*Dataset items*

>>>

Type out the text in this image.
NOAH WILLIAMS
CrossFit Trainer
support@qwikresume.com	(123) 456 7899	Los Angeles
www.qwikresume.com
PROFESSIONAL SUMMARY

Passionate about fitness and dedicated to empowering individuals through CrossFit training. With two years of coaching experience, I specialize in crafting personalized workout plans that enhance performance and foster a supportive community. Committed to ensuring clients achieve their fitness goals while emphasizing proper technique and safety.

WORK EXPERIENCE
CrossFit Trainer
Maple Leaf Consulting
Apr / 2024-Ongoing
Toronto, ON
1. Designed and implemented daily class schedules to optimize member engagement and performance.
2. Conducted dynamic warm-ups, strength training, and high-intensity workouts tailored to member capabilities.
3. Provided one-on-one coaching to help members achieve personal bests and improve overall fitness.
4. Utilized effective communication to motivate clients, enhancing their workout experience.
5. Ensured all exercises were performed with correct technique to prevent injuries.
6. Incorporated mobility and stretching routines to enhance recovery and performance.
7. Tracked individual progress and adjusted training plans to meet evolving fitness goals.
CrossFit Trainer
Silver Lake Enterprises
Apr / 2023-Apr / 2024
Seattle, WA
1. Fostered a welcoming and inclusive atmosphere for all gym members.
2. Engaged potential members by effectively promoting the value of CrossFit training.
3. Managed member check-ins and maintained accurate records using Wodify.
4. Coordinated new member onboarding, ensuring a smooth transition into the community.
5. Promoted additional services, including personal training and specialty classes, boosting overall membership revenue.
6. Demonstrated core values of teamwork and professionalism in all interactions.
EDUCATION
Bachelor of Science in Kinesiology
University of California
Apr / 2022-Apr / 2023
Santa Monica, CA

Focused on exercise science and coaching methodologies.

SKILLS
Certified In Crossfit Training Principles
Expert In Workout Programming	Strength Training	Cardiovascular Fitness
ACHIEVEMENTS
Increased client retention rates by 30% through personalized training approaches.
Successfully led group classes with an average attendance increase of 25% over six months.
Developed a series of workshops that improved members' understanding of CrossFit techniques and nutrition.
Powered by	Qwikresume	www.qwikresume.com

<<<

Report back each line of the entries that holds the string "classes".

*Solution to the exercise*
5. Promoted additional services, including personal training and specialty classes, boosting overall membership revenue.
Successfully led group classes with an average attendance increase of 25% over six months.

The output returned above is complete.